◆ Requirement
Please copy the records below, replacing each "folder-icon" with "directory-icon" and changing nothing else.

◆ Records to process
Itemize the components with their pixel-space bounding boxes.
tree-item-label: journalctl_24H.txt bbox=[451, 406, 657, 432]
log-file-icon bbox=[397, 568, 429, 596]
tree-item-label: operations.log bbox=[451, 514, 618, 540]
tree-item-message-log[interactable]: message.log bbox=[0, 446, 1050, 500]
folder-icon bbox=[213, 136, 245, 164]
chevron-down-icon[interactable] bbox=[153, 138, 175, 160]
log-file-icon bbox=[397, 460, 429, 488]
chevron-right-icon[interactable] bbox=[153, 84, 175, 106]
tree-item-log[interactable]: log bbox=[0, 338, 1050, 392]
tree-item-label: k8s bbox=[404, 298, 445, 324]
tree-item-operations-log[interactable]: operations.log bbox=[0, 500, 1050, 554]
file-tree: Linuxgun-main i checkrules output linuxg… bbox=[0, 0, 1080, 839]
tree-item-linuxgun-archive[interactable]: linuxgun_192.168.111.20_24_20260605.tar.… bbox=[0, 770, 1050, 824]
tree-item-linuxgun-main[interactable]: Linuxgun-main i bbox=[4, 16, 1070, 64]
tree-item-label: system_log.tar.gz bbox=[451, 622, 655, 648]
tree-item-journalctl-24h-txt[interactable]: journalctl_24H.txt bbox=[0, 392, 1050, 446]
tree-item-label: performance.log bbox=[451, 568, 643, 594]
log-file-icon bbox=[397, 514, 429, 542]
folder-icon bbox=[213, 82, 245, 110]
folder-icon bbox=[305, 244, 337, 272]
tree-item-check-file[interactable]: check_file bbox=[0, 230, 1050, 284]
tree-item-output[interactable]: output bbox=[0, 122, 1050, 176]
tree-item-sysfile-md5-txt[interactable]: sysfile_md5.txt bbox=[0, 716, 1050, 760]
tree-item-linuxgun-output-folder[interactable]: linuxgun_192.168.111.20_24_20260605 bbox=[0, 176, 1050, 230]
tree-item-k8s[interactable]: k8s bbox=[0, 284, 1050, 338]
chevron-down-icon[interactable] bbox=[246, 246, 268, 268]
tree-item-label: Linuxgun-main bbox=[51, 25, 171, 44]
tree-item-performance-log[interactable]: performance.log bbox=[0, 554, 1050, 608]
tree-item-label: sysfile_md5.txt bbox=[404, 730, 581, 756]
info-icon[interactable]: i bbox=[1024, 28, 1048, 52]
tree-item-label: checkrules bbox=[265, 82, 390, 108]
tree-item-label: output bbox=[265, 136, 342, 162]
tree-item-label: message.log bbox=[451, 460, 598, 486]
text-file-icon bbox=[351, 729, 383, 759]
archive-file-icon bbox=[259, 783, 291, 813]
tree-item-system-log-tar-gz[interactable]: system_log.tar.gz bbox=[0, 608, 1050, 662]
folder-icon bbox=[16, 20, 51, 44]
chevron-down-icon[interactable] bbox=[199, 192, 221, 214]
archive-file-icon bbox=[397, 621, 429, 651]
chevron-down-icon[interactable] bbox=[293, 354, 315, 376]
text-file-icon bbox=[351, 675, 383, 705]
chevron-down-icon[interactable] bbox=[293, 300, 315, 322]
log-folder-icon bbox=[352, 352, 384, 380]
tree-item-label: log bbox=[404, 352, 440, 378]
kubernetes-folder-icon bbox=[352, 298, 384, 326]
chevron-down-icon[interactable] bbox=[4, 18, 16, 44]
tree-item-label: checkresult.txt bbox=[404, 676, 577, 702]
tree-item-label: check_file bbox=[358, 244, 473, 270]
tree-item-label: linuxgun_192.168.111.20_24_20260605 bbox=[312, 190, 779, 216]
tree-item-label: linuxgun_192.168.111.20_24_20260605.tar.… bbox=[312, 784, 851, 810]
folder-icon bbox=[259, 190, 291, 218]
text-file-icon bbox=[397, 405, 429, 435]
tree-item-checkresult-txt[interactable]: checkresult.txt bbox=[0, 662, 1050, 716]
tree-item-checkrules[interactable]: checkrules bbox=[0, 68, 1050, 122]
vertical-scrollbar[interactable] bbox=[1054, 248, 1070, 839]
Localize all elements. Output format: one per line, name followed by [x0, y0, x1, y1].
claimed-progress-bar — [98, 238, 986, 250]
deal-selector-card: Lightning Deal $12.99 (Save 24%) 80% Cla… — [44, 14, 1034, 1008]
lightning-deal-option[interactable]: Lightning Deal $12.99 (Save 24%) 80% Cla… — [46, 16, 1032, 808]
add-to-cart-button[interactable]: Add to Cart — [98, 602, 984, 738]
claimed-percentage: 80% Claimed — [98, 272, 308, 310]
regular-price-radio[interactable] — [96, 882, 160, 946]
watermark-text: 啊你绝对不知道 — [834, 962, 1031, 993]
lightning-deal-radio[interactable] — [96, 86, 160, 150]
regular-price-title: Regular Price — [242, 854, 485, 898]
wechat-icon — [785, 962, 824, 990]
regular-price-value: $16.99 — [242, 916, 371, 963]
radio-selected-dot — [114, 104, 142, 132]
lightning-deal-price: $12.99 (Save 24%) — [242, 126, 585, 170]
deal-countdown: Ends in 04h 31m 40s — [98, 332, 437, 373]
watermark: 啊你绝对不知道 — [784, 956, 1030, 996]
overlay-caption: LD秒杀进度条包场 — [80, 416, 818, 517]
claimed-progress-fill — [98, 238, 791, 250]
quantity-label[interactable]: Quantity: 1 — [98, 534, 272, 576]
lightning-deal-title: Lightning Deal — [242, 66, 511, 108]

◆ Result for this exercise
Itemize the components with their pixel-space bounding boxes.
tree-item-label: journalctl_24H.txt bbox=[451, 406, 657, 432]
log-file-icon bbox=[397, 568, 429, 596]
tree-item-label: operations.log bbox=[451, 514, 618, 540]
tree-item-message-log[interactable]: message.log bbox=[0, 446, 1050, 500]
directory-icon bbox=[213, 136, 245, 164]
chevron-down-icon[interactable] bbox=[153, 138, 175, 160]
log-file-icon bbox=[397, 460, 429, 488]
chevron-right-icon[interactable] bbox=[153, 84, 175, 106]
tree-item-log[interactable]: log bbox=[0, 338, 1050, 392]
tree-item-label: k8s bbox=[404, 298, 445, 324]
tree-item-operations-log[interactable]: operations.log bbox=[0, 500, 1050, 554]
file-tree: Linuxgun-main i checkrules output linuxg… bbox=[0, 0, 1080, 839]
tree-item-linuxgun-archive[interactable]: linuxgun_192.168.111.20_24_20260605.tar.… bbox=[0, 770, 1050, 824]
tree-item-linuxgun-main[interactable]: Linuxgun-main i bbox=[4, 16, 1070, 64]
tree-item-label: system_log.tar.gz bbox=[451, 622, 655, 648]
tree-item-journalctl-24h-txt[interactable]: journalctl_24H.txt bbox=[0, 392, 1050, 446]
tree-item-label: performance.log bbox=[451, 568, 643, 594]
log-file-icon bbox=[397, 514, 429, 542]
directory-icon bbox=[213, 82, 245, 110]
directory-icon bbox=[305, 244, 337, 272]
tree-item-check-file[interactable]: check_file bbox=[0, 230, 1050, 284]
tree-item-output[interactable]: output bbox=[0, 122, 1050, 176]
tree-item-sysfile-md5-txt[interactable]: sysfile_md5.txt bbox=[0, 716, 1050, 760]
tree-item-linuxgun-output-folder[interactable]: linuxgun_192.168.111.20_24_20260605 bbox=[0, 176, 1050, 230]
tree-item-k8s[interactable]: k8s bbox=[0, 284, 1050, 338]
chevron-down-icon[interactable] bbox=[246, 246, 268, 268]
tree-item-label: Linuxgun-main bbox=[51, 25, 171, 44]
tree-item-performance-log[interactable]: performance.log bbox=[0, 554, 1050, 608]
tree-item-label: sysfile_md5.txt bbox=[404, 730, 581, 756]
info-icon[interactable]: i bbox=[1024, 28, 1048, 52]
tree-item-label: checkrules bbox=[265, 82, 390, 108]
tree-item-label: output bbox=[265, 136, 342, 162]
tree-item-label: message.log bbox=[451, 460, 598, 486]
text-file-icon bbox=[351, 729, 383, 759]
archive-file-icon bbox=[259, 783, 291, 813]
tree-item-system-log-tar-gz[interactable]: system_log.tar.gz bbox=[0, 608, 1050, 662]
directory-icon bbox=[16, 20, 51, 44]
chevron-down-icon[interactable] bbox=[199, 192, 221, 214]
archive-file-icon bbox=[397, 621, 429, 651]
chevron-down-icon[interactable] bbox=[293, 354, 315, 376]
text-file-icon bbox=[351, 675, 383, 705]
chevron-down-icon[interactable] bbox=[293, 300, 315, 322]
log-directory-icon bbox=[352, 352, 384, 380]
tree-item-label: log bbox=[404, 352, 440, 378]
kubernetes-directory-icon bbox=[352, 298, 384, 326]
chevron-down-icon[interactable] bbox=[4, 18, 16, 44]
tree-item-label: checkresult.txt bbox=[404, 676, 577, 702]
tree-item-label: check_file bbox=[358, 244, 473, 270]
tree-item-label: linuxgun_192.168.111.20_24_20260605 bbox=[312, 190, 779, 216]
tree-item-label: linuxgun_192.168.111.20_24_20260605.tar.… bbox=[312, 784, 851, 810]
directory-icon bbox=[259, 190, 291, 218]
text-file-icon bbox=[397, 405, 429, 435]
tree-item-checkresult-txt[interactable]: checkresult.txt bbox=[0, 662, 1050, 716]
tree-item-checkrules[interactable]: checkrules bbox=[0, 68, 1050, 122]
vertical-scrollbar[interactable] bbox=[1054, 248, 1070, 839]
Localize all elements. Output format: one per line, name followed by [x0, y0, x1, y1].
claimed-progress-bar — [98, 238, 986, 250]
deal-selector-card: Lightning Deal $12.99 (Save 24%) 80% Cla… — [44, 14, 1034, 1008]
lightning-deal-option[interactable]: Lightning Deal $12.99 (Save 24%) 80% Cla… — [46, 16, 1032, 808]
add-to-cart-button[interactable]: Add to Cart — [98, 602, 984, 738]
claimed-percentage: 80% Claimed — [98, 272, 308, 310]
regular-price-radio[interactable] — [96, 882, 160, 946]
watermark-text: 啊你绝对不知道 — [834, 962, 1031, 993]
lightning-deal-radio[interactable] — [96, 86, 160, 150]
regular-price-title: Regular Price — [242, 854, 485, 898]
wechat-icon — [785, 962, 824, 990]
regular-price-value: $16.99 — [242, 916, 371, 963]
radio-selected-dot — [114, 104, 142, 132]
lightning-deal-price: $12.99 (Save 24%) — [242, 126, 585, 170]
deal-countdown: Ends in 04h 31m 40s — [98, 332, 437, 373]
watermark: 啊你绝对不知道 — [784, 956, 1030, 996]
overlay-caption: LD秒杀进度条包场 — [80, 416, 818, 517]
claimed-progress-fill — [98, 238, 791, 250]
quantity-label[interactable]: Quantity: 1 — [98, 534, 272, 576]
lightning-deal-title: Lightning Deal — [242, 66, 511, 108]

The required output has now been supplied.